### Material to process

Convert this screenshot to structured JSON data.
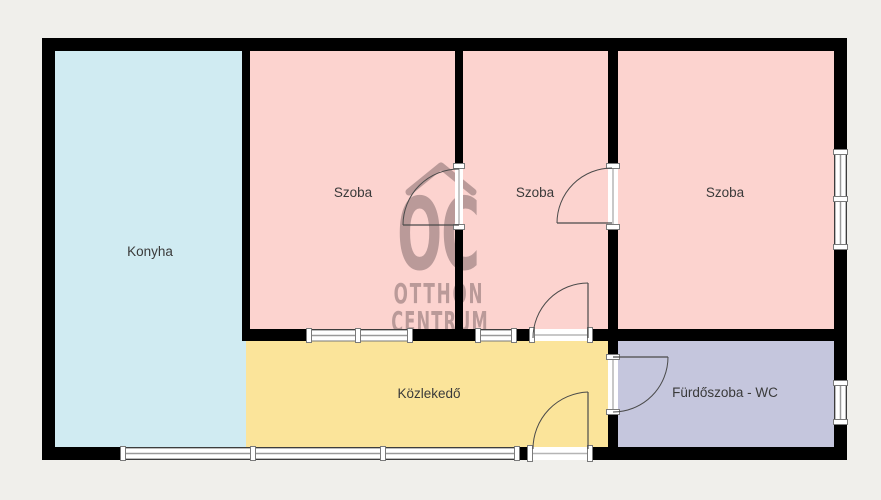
{
  "page": {
    "width": 881,
    "height": 500,
    "background": "#f0efeb"
  },
  "floorplan": {
    "wall_color": "#000000",
    "label_color": "#3a3a3a",
    "window_frame_color": "#7a7a7a",
    "window_glass_color": "#ffffff",
    "door_line_color": "#4a4a4a",
    "watermark": {
      "color": "#5a474b",
      "opacity": 0.4,
      "roof_path": "M409,192 L441,166 L473,192",
      "lines": [
        {
          "text": "OC",
          "x": 438,
          "y": 269,
          "size": 100,
          "sx": 0.53,
          "ls": -2
        },
        {
          "text": "OTTHON",
          "x": 439,
          "y": 303,
          "size": 28,
          "sx": 0.6,
          "ls": 3
        },
        {
          "text": "CENTRUM",
          "x": 440,
          "y": 331,
          "size": 28,
          "sx": 0.58,
          "ls": 2
        }
      ]
    },
    "rooms": [
      {
        "id": "konyha",
        "label": "Konyha",
        "color": "#d0ebf2",
        "x": 55,
        "y": 51,
        "w": 191,
        "h": 396,
        "lx": 150,
        "ly": 256
      },
      {
        "id": "szoba-1",
        "label": "Szoba",
        "color": "#fcd3cf",
        "x": 250,
        "y": 51,
        "w": 205,
        "h": 278,
        "lx": 353,
        "ly": 197
      },
      {
        "id": "szoba-2",
        "label": "Szoba",
        "color": "#fcd3cf",
        "x": 463,
        "y": 51,
        "w": 145,
        "h": 278,
        "lx": 535,
        "ly": 197
      },
      {
        "id": "szoba-3",
        "label": "Szoba",
        "color": "#fcd3cf",
        "x": 618,
        "y": 51,
        "w": 216,
        "h": 278,
        "lx": 725,
        "ly": 197
      },
      {
        "id": "kozlekedo",
        "label": "Közlekedő",
        "color": "#fbe49a",
        "x": 246,
        "y": 341,
        "w": 362,
        "h": 106,
        "lx": 429,
        "ly": 398
      },
      {
        "id": "furdoszoba",
        "label": "Fürdőszoba - WC",
        "color": "#c5c6dd",
        "x": 618,
        "y": 341,
        "w": 216,
        "h": 106,
        "lx": 725,
        "ly": 397
      }
    ],
    "walls": [
      {
        "id": "top-wall",
        "x": 42,
        "y": 38,
        "w": 805,
        "h": 13
      },
      {
        "id": "bottom-wall",
        "x": 42,
        "y": 447,
        "w": 805,
        "h": 13
      },
      {
        "id": "left-wall",
        "x": 42,
        "y": 38,
        "w": 13,
        "h": 422
      },
      {
        "id": "right-wall",
        "x": 834,
        "y": 38,
        "w": 13,
        "h": 422
      },
      {
        "id": "konyha-szoba1-wall",
        "x": 242,
        "y": 51,
        "w": 8,
        "h": 290
      },
      {
        "id": "szoba1-szoba2-wall",
        "x": 455,
        "y": 51,
        "w": 8,
        "h": 290
      },
      {
        "id": "szoba2-szoba3-wall",
        "x": 608,
        "y": 51,
        "w": 10,
        "h": 396
      },
      {
        "id": "middle-cross-wall",
        "x": 242,
        "y": 329,
        "w": 592,
        "h": 12
      }
    ],
    "windows": [
      {
        "id": "balcony-window",
        "dir": "h",
        "x": 123,
        "y": 448,
        "w": 394,
        "h": 11,
        "dividers": [
          253,
          383
        ]
      },
      {
        "id": "szoba3-window",
        "dir": "v",
        "x": 835,
        "y": 152,
        "w": 11,
        "h": 95,
        "dividers": [
          199
        ]
      },
      {
        "id": "furdoszoba-window",
        "dir": "v",
        "x": 835,
        "y": 383,
        "w": 11,
        "h": 39,
        "dividers": []
      },
      {
        "id": "szoba1-interior-window",
        "dir": "h",
        "x": 309,
        "y": 330,
        "w": 101,
        "h": 11,
        "dividers": [
          358
        ]
      },
      {
        "id": "szoba2-interior-window",
        "dir": "h",
        "x": 478,
        "y": 330,
        "w": 36,
        "h": 11,
        "dividers": []
      }
    ],
    "doors": [
      {
        "id": "szoba1-szoba2-door",
        "dir": "v",
        "x": 455,
        "y": 166,
        "w": 8,
        "h": 61,
        "leaf": {
          "x1": 403,
          "y1": 225,
          "x2": 459,
          "y2": 225
        },
        "arc": "M403,225 A56,56 0 0 1 459,169"
      },
      {
        "id": "szoba2-szoba3-door",
        "dir": "v",
        "x": 608,
        "y": 166,
        "w": 10,
        "h": 61,
        "leaf": {
          "x1": 557,
          "y1": 223,
          "x2": 612,
          "y2": 223
        },
        "arc": "M557,223 A55,55 0 0 1 612,168"
      },
      {
        "id": "szoba2-kozlekedo-door",
        "dir": "h",
        "x": 532,
        "y": 329,
        "w": 58,
        "h": 12,
        "leaf": {
          "x1": 588,
          "y1": 283,
          "x2": 588,
          "y2": 338
        },
        "arc": "M533,338 A55,55 0 0 1 588,283"
      },
      {
        "id": "furdoszoba-door",
        "dir": "v",
        "x": 608,
        "y": 357,
        "w": 10,
        "h": 55,
        "leaf": {
          "x1": 613,
          "y1": 357,
          "x2": 668,
          "y2": 357
        },
        "arc": "M668,357 A55,55 0 0 1 613,412"
      },
      {
        "id": "entrance-door",
        "dir": "h",
        "x": 530,
        "y": 447,
        "w": 60,
        "h": 13,
        "leaf": {
          "x1": 588,
          "y1": 392,
          "x2": 588,
          "y2": 449
        },
        "arc": "M588,392 A57,57 0 0 0 533,449"
      }
    ]
  }
}
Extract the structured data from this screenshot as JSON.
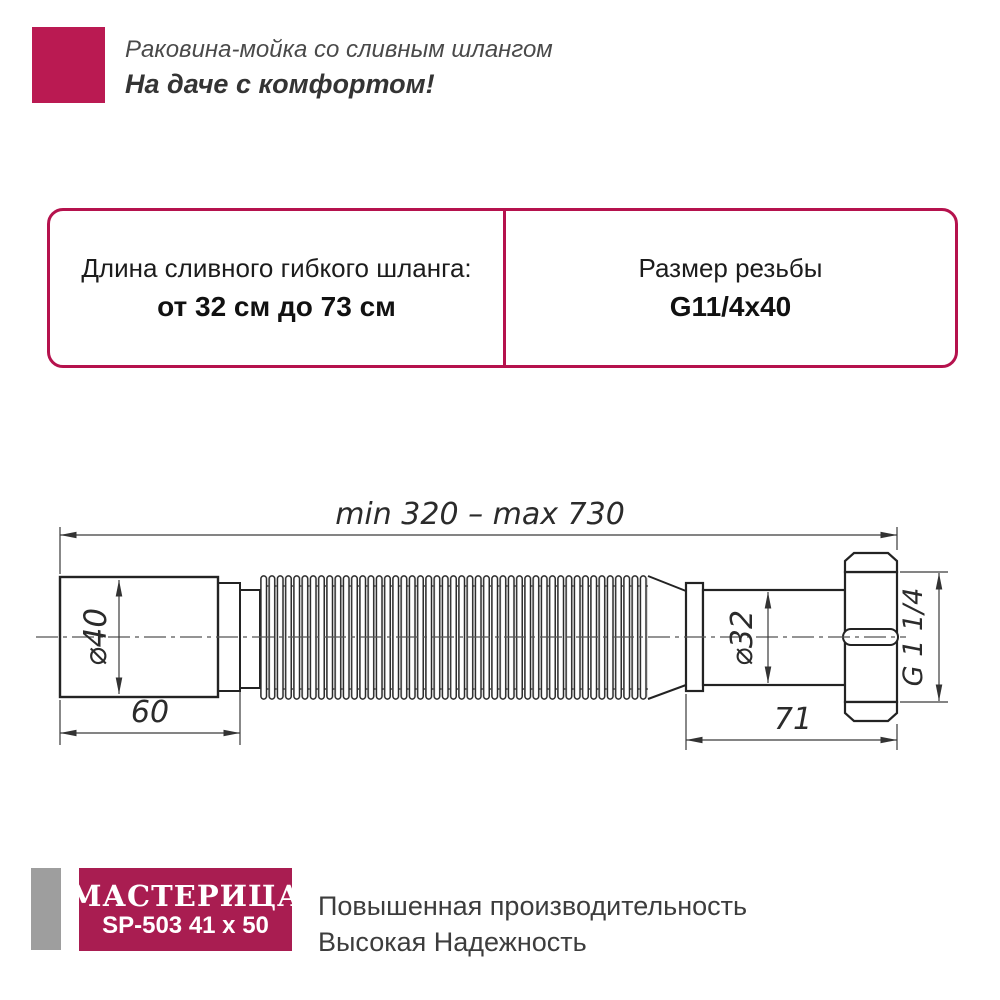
{
  "header": {
    "subtitle": "Раковина-мойка со сливным шлангом",
    "slogan": "На даче с комфортом!"
  },
  "specs": {
    "left_label": "Длина сливного гибкого шланга:",
    "left_value": "от 32 см до 73 см",
    "right_label": "Размер резьбы",
    "right_value": "G11/4x40"
  },
  "diagram": {
    "length_range": "min 320 – max 730",
    "diameter_left": "⌀40",
    "left_section_length": "60",
    "diameter_right": "⌀32",
    "right_section_length": "71",
    "thread_size": "G 1 1/4"
  },
  "footer": {
    "brand": "МАСТЕРИЦА",
    "model": "SP-503 41 x 50",
    "tagline_line1": "Повышенная производительность",
    "tagline_line2": "Высокая Надежность"
  },
  "colors": {
    "accent_border": "#b5124d",
    "logo_square": "#ba1a52",
    "brand_box": "#a91d51",
    "gray_bar": "#9e9e9e"
  }
}
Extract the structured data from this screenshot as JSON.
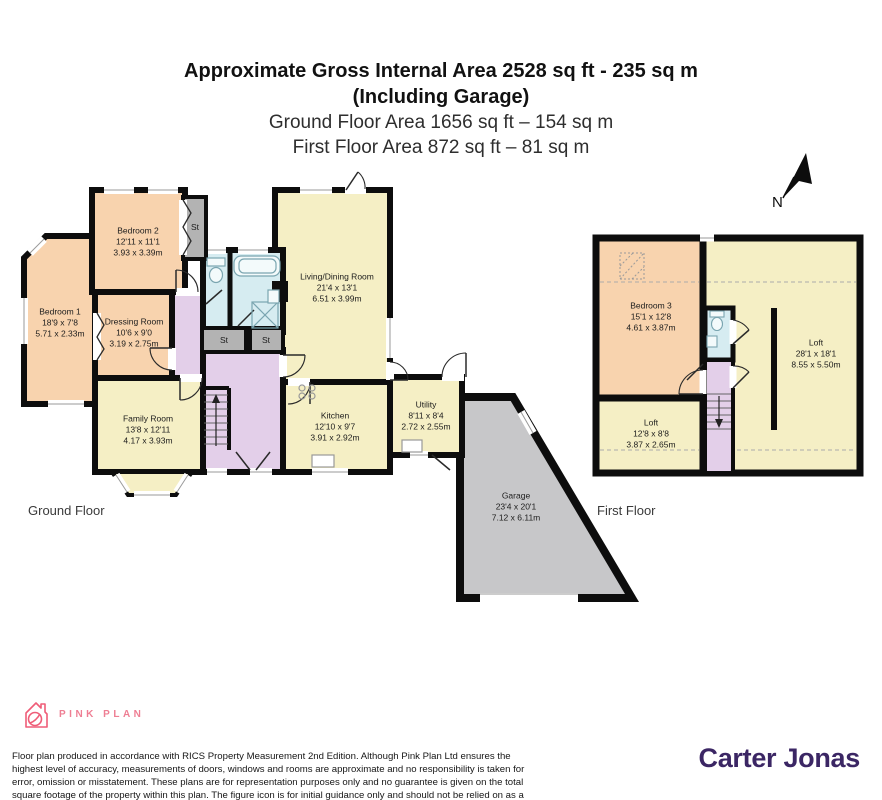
{
  "title": {
    "line1": "Approximate Gross Internal Area 2528 sq ft - 235 sq m",
    "line2": "(Including Garage)",
    "line3": "Ground Floor Area 1656 sq ft – 154 sq m",
    "line4": "First Floor Area 872 sq ft – 81 sq m"
  },
  "compass": {
    "label": "N"
  },
  "ground_floor": {
    "caption": "Ground Floor",
    "closet_label": "St",
    "rooms": {
      "bedroom1": {
        "name": "Bedroom 1",
        "imperial": "18'9 x 7'8",
        "metric": "5.71 x 2.33m"
      },
      "bedroom2": {
        "name": "Bedroom 2",
        "imperial": "12'11 x 11'1",
        "metric": "3.93 x 3.39m"
      },
      "dressing_room": {
        "name": "Dressing Room",
        "imperial": "10'6 x 9'0",
        "metric": "3.19 x 2.75m"
      },
      "family_room": {
        "name": "Family Room",
        "imperial": "13'8 x 12'11",
        "metric": "4.17 x 3.93m"
      },
      "living_dining_room": {
        "name": "Living/Dining Room",
        "imperial": "21'4 x 13'1",
        "metric": "6.51 x 3.99m"
      },
      "kitchen": {
        "name": "Kitchen",
        "imperial": "12'10 x 9'7",
        "metric": "3.91 x 2.92m"
      },
      "utility": {
        "name": "Utility",
        "imperial": "8'11 x 8'4",
        "metric": "2.72 x 2.55m"
      },
      "garage": {
        "name": "Garage",
        "imperial": "23'4 x 20'1",
        "metric": "7.12 x 6.11m"
      }
    }
  },
  "first_floor": {
    "caption": "First Floor",
    "rooms": {
      "bedroom3": {
        "name": "Bedroom 3",
        "imperial": "15'1 x 12'8",
        "metric": "4.61 x 3.87m"
      },
      "loft_main": {
        "name": "Loft",
        "imperial": "28'1 x 18'1",
        "metric": "8.55 x 5.50m"
      },
      "loft_small": {
        "name": "Loft",
        "imperial": "12'8 x 8'8",
        "metric": "3.87 x 2.65m"
      }
    }
  },
  "footer": {
    "brand": "PINK PLAN",
    "disclaimer": "Floor plan produced in accordance with RICS Property Measurement 2nd Edition. Although Pink Plan Ltd ensures the highest level of accuracy, measurements of doors, windows and rooms are approximate and no responsibility is taken for error, omission or misstatement. These plans are for representation purposes only and no guarantee is given on the total square footage of the property within this plan. The figure icon is for initial guidance only and should not be relied on as a basis of valuation.",
    "agent_logo": "Carter Jonas"
  },
  "colors": {
    "room_peach": "#f8d3ae",
    "room_yellow": "#f5efc5",
    "hall_lavender": "#e3cfe9",
    "bath_blue": "#d6ecf1",
    "closet_grey": "#b3b3b3",
    "garage_grey": "#c7c7c9",
    "wall_black": "#0d0d0d",
    "brand_pink": "#ee7e93",
    "agent_purple": "#3b2664"
  }
}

### To do
In the entries above, find each line with the string "kozlekedo" and copy it.

### Expected answer
        "id": "kozlekedo",
        "id": "szoba2-kozlekedo-door",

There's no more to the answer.